ITEMS =>
********

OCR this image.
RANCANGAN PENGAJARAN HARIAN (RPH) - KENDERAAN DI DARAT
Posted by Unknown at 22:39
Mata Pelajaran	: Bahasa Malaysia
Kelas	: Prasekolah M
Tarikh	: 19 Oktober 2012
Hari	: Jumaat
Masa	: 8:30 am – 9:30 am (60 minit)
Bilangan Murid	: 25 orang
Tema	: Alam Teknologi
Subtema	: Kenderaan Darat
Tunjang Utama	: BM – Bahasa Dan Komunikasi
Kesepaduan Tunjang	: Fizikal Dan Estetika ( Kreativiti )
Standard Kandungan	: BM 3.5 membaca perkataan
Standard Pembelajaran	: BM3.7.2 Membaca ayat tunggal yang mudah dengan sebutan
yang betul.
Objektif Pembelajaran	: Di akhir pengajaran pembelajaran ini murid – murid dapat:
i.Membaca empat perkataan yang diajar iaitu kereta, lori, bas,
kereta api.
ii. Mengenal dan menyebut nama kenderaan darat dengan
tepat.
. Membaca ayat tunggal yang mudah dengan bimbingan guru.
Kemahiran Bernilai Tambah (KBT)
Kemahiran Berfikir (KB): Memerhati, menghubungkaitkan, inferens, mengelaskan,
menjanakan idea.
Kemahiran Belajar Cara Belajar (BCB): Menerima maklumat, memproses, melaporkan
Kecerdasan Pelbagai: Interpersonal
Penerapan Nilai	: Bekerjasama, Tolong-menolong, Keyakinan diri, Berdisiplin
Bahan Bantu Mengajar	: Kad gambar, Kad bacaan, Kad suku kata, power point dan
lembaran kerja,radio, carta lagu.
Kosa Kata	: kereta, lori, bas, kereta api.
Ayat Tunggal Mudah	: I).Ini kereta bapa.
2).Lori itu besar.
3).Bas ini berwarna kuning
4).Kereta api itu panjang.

********

DESCRIPTION OF THE TASK =>
Nothing should be left out: repeat all of the data exactly.

FINAL ANSWER =>
OCR this image.
RANCANGAN PENGAJARAN HARIAN (RPH) - KENDERAAN DI DARAT
Posted by Unknown at 22:39
Mata Pelajaran	: Bahasa Malaysia
Kelas	: Prasekolah M
Tarikh	: 19 Oktober 2012
Hari	: Jumaat
Masa	: 8:30 am – 9:30 am (60 minit)
Bilangan Murid	: 25 orang
Tema	: Alam Teknologi
Subtema	: Kenderaan Darat
Tunjang Utama	: BM – Bahasa Dan Komunikasi
Kesepaduan Tunjang	: Fizikal Dan Estetika ( Kreativiti )
Standard Kandungan	: BM 3.5 membaca perkataan
Standard Pembelajaran	: BM3.7.2 Membaca ayat tunggal yang mudah dengan sebutan
yang betul.
Objektif Pembelajaran	: Di akhir pengajaran pembelajaran ini murid – murid dapat:
i.Membaca empat perkataan yang diajar iaitu kereta, lori, bas,
kereta api.
ii. Mengenal dan menyebut nama kenderaan darat dengan
tepat.
. Membaca ayat tunggal yang mudah dengan bimbingan guru.
Kemahiran Bernilai Tambah (KBT)
Kemahiran Berfikir (KB): Memerhati, menghubungkaitkan, inferens, mengelaskan,
menjanakan idea.
Kemahiran Belajar Cara Belajar (BCB): Menerima maklumat, memproses, melaporkan
Kecerdasan Pelbagai: Interpersonal
Penerapan Nilai	: Bekerjasama, Tolong-menolong, Keyakinan diri, Berdisiplin
Bahan Bantu Mengajar	: Kad gambar, Kad bacaan, Kad suku kata, power point dan
lembaran kerja,radio, carta lagu.
Kosa Kata	: kereta, lori, bas, kereta api.
Ayat Tunggal Mudah	: I).Ini kereta bapa.
2).Lori itu besar.
3).Bas ini berwarna kuning
4).Kereta api itu panjang.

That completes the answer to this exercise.